-- Records for this task --

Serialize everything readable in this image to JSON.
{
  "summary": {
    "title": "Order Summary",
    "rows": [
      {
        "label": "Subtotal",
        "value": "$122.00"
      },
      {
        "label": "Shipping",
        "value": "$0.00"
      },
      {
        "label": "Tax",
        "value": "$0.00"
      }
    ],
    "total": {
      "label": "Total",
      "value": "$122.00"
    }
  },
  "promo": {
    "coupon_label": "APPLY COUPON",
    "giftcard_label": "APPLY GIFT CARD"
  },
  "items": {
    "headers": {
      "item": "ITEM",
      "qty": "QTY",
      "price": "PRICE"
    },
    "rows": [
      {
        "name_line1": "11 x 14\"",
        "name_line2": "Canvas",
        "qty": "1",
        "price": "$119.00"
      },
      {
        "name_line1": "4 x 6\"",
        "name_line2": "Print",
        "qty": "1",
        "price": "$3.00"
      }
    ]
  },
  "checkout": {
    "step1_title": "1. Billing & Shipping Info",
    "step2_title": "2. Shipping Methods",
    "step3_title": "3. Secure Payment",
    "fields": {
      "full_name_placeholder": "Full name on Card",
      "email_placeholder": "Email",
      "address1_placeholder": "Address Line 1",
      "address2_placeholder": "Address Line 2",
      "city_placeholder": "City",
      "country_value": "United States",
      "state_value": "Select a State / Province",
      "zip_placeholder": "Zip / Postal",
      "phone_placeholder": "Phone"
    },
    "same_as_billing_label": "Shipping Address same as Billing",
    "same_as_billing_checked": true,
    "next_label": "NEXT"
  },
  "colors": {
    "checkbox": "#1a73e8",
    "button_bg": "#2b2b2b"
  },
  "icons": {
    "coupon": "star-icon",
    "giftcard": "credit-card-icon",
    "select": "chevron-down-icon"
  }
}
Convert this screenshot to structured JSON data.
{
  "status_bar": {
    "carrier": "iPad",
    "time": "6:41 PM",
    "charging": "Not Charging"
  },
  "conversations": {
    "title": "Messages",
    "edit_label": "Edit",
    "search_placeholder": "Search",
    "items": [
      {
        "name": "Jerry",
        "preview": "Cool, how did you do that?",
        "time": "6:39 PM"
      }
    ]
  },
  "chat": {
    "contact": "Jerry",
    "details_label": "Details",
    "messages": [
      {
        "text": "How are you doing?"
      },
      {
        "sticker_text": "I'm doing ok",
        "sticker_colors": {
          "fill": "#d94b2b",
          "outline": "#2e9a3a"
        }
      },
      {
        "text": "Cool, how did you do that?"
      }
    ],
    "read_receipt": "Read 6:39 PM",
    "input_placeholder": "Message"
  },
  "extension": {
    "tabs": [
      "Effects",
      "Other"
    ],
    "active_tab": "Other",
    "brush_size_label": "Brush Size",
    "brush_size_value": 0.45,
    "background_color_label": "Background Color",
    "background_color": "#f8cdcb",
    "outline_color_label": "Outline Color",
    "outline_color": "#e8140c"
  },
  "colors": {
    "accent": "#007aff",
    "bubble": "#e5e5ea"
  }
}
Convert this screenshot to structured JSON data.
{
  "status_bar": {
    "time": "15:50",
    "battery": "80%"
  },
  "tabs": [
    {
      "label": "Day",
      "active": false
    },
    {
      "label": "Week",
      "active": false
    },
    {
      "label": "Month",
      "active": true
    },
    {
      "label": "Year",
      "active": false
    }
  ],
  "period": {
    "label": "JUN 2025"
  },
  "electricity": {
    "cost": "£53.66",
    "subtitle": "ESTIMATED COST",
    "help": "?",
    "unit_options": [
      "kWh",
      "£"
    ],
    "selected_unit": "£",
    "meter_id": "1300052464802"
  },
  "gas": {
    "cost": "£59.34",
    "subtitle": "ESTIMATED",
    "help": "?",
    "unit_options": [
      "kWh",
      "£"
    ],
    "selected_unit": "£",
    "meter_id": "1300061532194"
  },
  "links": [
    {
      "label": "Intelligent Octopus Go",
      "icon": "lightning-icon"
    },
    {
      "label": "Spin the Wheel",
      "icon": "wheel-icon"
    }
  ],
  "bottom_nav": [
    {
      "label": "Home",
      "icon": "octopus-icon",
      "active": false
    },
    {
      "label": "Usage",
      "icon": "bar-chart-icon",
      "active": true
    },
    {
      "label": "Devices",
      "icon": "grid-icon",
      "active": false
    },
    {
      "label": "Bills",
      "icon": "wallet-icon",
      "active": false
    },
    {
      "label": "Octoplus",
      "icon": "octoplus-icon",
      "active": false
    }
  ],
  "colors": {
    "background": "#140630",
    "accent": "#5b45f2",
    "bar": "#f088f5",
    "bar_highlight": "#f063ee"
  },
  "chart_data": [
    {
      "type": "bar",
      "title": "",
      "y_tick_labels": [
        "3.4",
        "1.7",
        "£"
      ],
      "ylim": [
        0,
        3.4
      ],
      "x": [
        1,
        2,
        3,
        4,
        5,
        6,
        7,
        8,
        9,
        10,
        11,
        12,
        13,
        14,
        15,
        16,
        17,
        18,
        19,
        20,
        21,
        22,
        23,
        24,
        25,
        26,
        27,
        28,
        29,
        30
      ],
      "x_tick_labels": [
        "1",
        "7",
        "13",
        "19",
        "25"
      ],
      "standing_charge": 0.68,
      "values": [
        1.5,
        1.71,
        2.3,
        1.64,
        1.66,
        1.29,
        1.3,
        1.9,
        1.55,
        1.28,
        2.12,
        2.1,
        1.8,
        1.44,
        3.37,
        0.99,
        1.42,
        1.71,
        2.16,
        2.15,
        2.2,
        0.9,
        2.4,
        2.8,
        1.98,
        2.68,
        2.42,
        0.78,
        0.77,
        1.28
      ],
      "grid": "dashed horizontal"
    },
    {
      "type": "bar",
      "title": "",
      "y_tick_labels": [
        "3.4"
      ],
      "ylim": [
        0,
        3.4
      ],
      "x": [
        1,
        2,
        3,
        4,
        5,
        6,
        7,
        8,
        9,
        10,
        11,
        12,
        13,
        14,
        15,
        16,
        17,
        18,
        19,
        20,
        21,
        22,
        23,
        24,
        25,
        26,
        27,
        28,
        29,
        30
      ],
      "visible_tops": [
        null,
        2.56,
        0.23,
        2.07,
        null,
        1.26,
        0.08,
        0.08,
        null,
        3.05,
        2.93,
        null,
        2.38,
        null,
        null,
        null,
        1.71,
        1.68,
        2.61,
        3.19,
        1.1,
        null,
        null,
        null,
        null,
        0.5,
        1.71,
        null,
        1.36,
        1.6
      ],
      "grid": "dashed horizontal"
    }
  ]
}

-- Task statement --
Transcribe every entry exactly.

-- Solution to this exercise --
Serialize everything readable in this image to JSON.
{
  "summary": {
    "title": "Order Summary",
    "rows": [
      {
        "label": "Subtotal",
        "value": "$122.00"
      },
      {
        "label": "Shipping",
        "value": "$0.00"
      },
      {
        "label": "Tax",
        "value": "$0.00"
      }
    ],
    "total": {
      "label": "Total",
      "value": "$122.00"
    }
  },
  "promo": {
    "coupon_label": "APPLY COUPON",
    "giftcard_label": "APPLY GIFT CARD"
  },
  "items": {
    "headers": {
      "item": "ITEM",
      "qty": "QTY",
      "price": "PRICE"
    },
    "rows": [
      {
        "name_line1": "11 x 14\"",
        "name_line2": "Canvas",
        "qty": "1",
        "price": "$119.00"
      },
      {
        "name_line1": "4 x 6\"",
        "name_line2": "Print",
        "qty": "1",
        "price": "$3.00"
      }
    ]
  },
  "checkout": {
    "step1_title": "1. Billing & Shipping Info",
    "step2_title": "2. Shipping Methods",
    "step3_title": "3. Secure Payment",
    "fields": {
      "full_name_placeholder": "Full name on Card",
      "email_placeholder": "Email",
      "address1_placeholder": "Address Line 1",
      "address2_placeholder": "Address Line 2",
      "city_placeholder": "City",
      "country_value": "United States",
      "state_value": "Select a State / Province",
      "zip_placeholder": "Zip / Postal",
      "phone_placeholder": "Phone"
    },
    "same_as_billing_label": "Shipping Address same as Billing",
    "same_as_billing_checked": true,
    "next_label": "NEXT"
  },
  "colors": {
    "checkbox": "#1a73e8",
    "button_bg": "#2b2b2b"
  },
  "icons": {
    "coupon": "star-icon",
    "giftcard": "credit-card-icon",
    "select": "chevron-down-icon"
  }
}
Convert this screenshot to structured JSON data.
{
  "status_bar": {
    "carrier": "iPad",
    "time": "6:41 PM",
    "charging": "Not Charging"
  },
  "conversations": {
    "title": "Messages",
    "edit_label": "Edit",
    "search_placeholder": "Search",
    "items": [
      {
        "name": "Jerry",
        "preview": "Cool, how did you do that?",
        "time": "6:39 PM"
      }
    ]
  },
  "chat": {
    "contact": "Jerry",
    "details_label": "Details",
    "messages": [
      {
        "text": "How are you doing?"
      },
      {
        "sticker_text": "I'm doing ok",
        "sticker_colors": {
          "fill": "#d94b2b",
          "outline": "#2e9a3a"
        }
      },
      {
        "text": "Cool, how did you do that?"
      }
    ],
    "read_receipt": "Read 6:39 PM",
    "input_placeholder": "Message"
  },
  "extension": {
    "tabs": [
      "Effects",
      "Other"
    ],
    "active_tab": "Other",
    "brush_size_label": "Brush Size",
    "brush_size_value": 0.45,
    "background_color_label": "Background Color",
    "background_color": "#f8cdcb",
    "outline_color_label": "Outline Color",
    "outline_color": "#e8140c"
  },
  "colors": {
    "accent": "#007aff",
    "bubble": "#e5e5ea"
  }
}
Convert this screenshot to structured JSON data.
{
  "status_bar": {
    "time": "15:50",
    "battery": "80%"
  },
  "tabs": [
    {
      "label": "Day",
      "active": false
    },
    {
      "label": "Week",
      "active": false
    },
    {
      "label": "Month",
      "active": true
    },
    {
      "label": "Year",
      "active": false
    }
  ],
  "period": {
    "label": "JUN 2025"
  },
  "electricity": {
    "cost": "£53.66",
    "subtitle": "ESTIMATED COST",
    "help": "?",
    "unit_options": [
      "kWh",
      "£"
    ],
    "selected_unit": "£",
    "meter_id": "1300052464802"
  },
  "gas": {
    "cost": "£59.34",
    "subtitle": "ESTIMATED",
    "help": "?",
    "unit_options": [
      "kWh",
      "£"
    ],
    "selected_unit": "£",
    "meter_id": "1300061532194"
  },
  "links": [
    {
      "label": "Intelligent Octopus Go",
      "icon": "lightning-icon"
    },
    {
      "label": "Spin the Wheel",
      "icon": "wheel-icon"
    }
  ],
  "bottom_nav": [
    {
      "label": "Home",
      "icon": "octopus-icon",
      "active": false
    },
    {
      "label": "Usage",
      "icon": "bar-chart-icon",
      "active": true
    },
    {
      "label": "Devices",
      "icon": "grid-icon",
      "active": false
    },
    {
      "label": "Bills",
      "icon": "wallet-icon",
      "active": false
    },
    {
      "label": "Octoplus",
      "icon": "octoplus-icon",
      "active": false
    }
  ],
  "colors": {
    "background": "#140630",
    "accent": "#5b45f2",
    "bar": "#f088f5",
    "bar_highlight": "#f063ee"
  },
  "chart_data": [
    {
      "type": "bar",
      "title": "",
      "y_tick_labels": [
        "3.4",
        "1.7",
        "£"
      ],
      "ylim": [
        0,
        3.4
      ],
      "x": [
        1,
        2,
        3,
        4,
        5,
        6,
        7,
        8,
        9,
        10,
        11,
        12,
        13,
        14,
        15,
        16,
        17,
        18,
        19,
        20,
        21,
        22,
        23,
        24,
        25,
        26,
        27,
        28,
        29,
        30
      ],
      "x_tick_labels": [
        "1",
        "7",
        "13",
        "19",
        "25"
      ],
      "standing_charge": 0.68,
      "values": [
        1.5,
        1.71,
        2.3,
        1.64,
        1.66,
        1.29,
        1.3,
        1.9,
        1.55,
        1.28,
        2.12,
        2.1,
        1.8,
        1.44,
        3.37,
        0.99,
        1.42,
        1.71,
        2.16,
        2.15,
        2.2,
        0.9,
        2.4,
        2.8,
        1.98,
        2.68,
        2.42,
        0.78,
        0.77,
        1.28
      ],
      "grid": "dashed horizontal"
    },
    {
      "type": "bar",
      "title": "",
      "y_tick_labels": [
        "3.4"
      ],
      "ylim": [
        0,
        3.4
      ],
      "x": [
        1,
        2,
        3,
        4,
        5,
        6,
        7,
        8,
        9,
        10,
        11,
        12,
        13,
        14,
        15,
        16,
        17,
        18,
        19,
        20,
        21,
        22,
        23,
        24,
        25,
        26,
        27,
        28,
        29,
        30
      ],
      "visible_tops": [
        null,
        2.56,
        0.23,
        2.07,
        null,
        1.26,
        0.08,
        0.08,
        null,
        3.05,
        2.93,
        null,
        2.38,
        null,
        null,
        null,
        1.71,
        1.68,
        2.61,
        3.19,
        1.1,
        null,
        null,
        null,
        null,
        0.5,
        1.71,
        null,
        1.36,
        1.6
      ],
      "grid": "dashed horizontal"
    }
  ]
}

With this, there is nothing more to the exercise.